[Exercise aim] Write the data out again, exactly as given.
►
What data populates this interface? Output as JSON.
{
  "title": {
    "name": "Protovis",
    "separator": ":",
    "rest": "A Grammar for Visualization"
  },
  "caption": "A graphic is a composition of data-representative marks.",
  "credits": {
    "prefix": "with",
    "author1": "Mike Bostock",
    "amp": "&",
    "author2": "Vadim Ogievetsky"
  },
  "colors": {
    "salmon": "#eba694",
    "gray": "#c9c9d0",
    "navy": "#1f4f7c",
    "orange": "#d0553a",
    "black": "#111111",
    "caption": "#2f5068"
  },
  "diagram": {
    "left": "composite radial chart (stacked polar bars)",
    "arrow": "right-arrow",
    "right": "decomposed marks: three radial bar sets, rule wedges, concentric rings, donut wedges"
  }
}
◄
[Correct output]
What data populates this interface? Output as JSON.
{
  "title": {
    "name": "Protovis",
    "separator": ":",
    "rest": "A Grammar for Visualization"
  },
  "caption": "A graphic is a composition of data-representative marks.",
  "credits": {
    "prefix": "with",
    "author1": "Mike Bostock",
    "amp": "&",
    "author2": "Vadim Ogievetsky"
  },
  "colors": {
    "salmon": "#eba694",
    "gray": "#c9c9d0",
    "navy": "#1f4f7c",
    "orange": "#d0553a",
    "black": "#111111",
    "caption": "#2f5068"
  },
  "diagram": {
    "left": "composite radial chart (stacked polar bars)",
    "arrow": "right-arrow",
    "right": "decomposed marks: three radial bar sets, rule wedges, concentric rings, donut wedges"
  }
}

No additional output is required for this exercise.